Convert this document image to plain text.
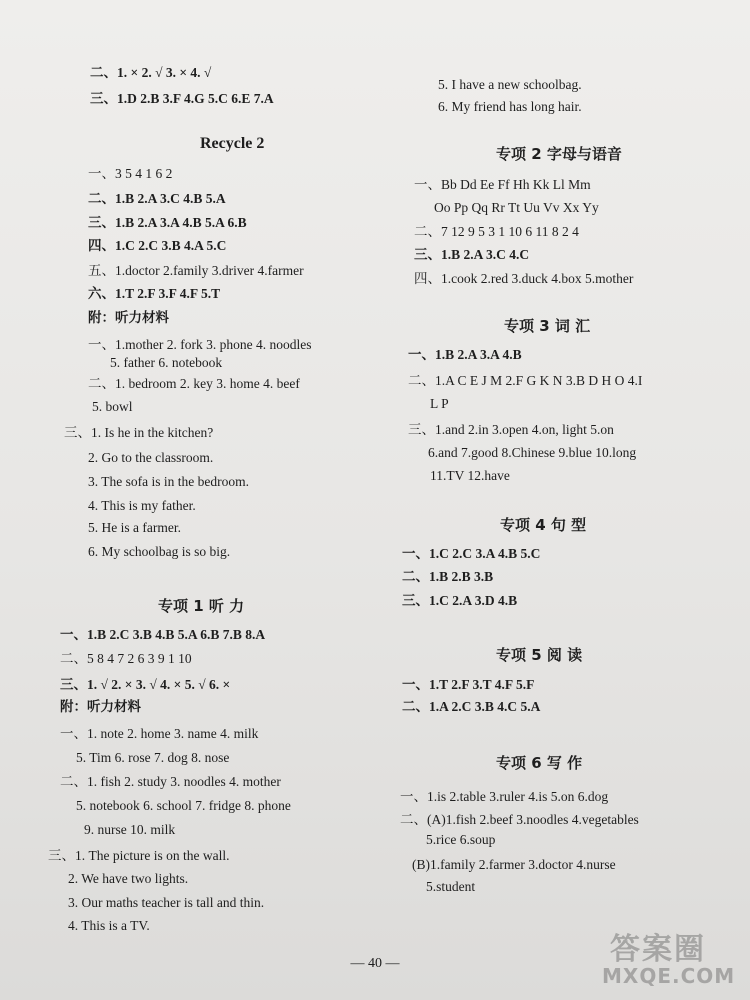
二、1. × 2. √ 3. × 4. √
三、1.D 2.B 3.F 4.G 5.C 6.E 7.A
Recycle 2
一、3 5 4 1 6 2
二、1.B 2.A 3.C 4.B 5.A
三、1.B 2.A 3.A 4.B 5.A 6.B
四、1.C 2.C 3.B 4.A 5.C
五、1.doctor 2.family 3.driver 4.farmer
六、1.T 2.F 3.F 4.F 5.T
附：听力材料
一、1.mother 2. fork 3. phone 4. noodles
5. father 6. notebook
二、1. bedroom 2. key 3. home 4. beef
5. bowl
三、1. Is he in the kitchen?
2. Go to the classroom.
3. The sofa is in the bedroom.
4. This is my father.
5. He is a farmer.
6. My schoolbag is so big.
专项 1 听 力
一、1.B 2.C 3.B 4.B 5.A 6.B 7.B 8.A
二、5 8 4 7 2 6 3 9 1 10
三、1. √ 2. × 3. √ 4. × 5. √ 6. ×
附：听力材料
一、1. note 2. home 3. name 4. milk
5. Tim 6. rose 7. dog 8. nose
二、1. fish 2. study 3. noodles 4. mother
5. notebook 6. school 7. fridge 8. phone
9. nurse 10. milk
三、1. The picture is on the wall.
2. We have two lights.
3. Our maths teacher is tall and thin.
4. This is a TV.
5. I have a new schoolbag.
6. My friend has long hair.
专项 2 字母与语音
一、Bb Dd Ee Ff Hh Kk Ll Mm
Oo Pp Qq Rr Tt Uu Vv Xx Yy
二、7 12 9 5 3 1 10 6 11 8 2 4
三、1.B 2.A 3.C 4.C
四、1.cook 2.red 3.duck 4.box 5.mother
专项 3 词 汇
一、1.B 2.A 3.A 4.B
二、1.A C E J M 2.F G K N 3.B D H O 4.I
L P
三、1.and 2.in 3.open 4.on, light 5.on
6.and 7.good 8.Chinese 9.blue 10.long
11.TV 12.have
专项 4 句 型
一、1.C 2.C 3.A 4.B 5.C
二、1.B 2.B 3.B
三、1.C 2.A 3.D 4.B
专项 5 阅 读
一、1.T 2.F 3.T 4.F 5.F
二、1.A 2.C 3.B 4.C 5.A
专项 6 写 作
一、1.is 2.table 3.ruler 4.is 5.on 6.dog
二、(A)1.fish 2.beef 3.noodles 4.vegetables
5.rice 6.soup
(B)1.family 2.farmer 3.doctor 4.nurse
5.student
— 40 —	答案圈
MXQE.COM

[Exercise brief]
Search the data for "farmer" and list every line in which it occurs.

[Response to the exercise]
五、1.doctor 2.family 3.driver 4.farmer
5. He is a farmer.
(B)1.family 2.farmer 3.doctor 4.nurse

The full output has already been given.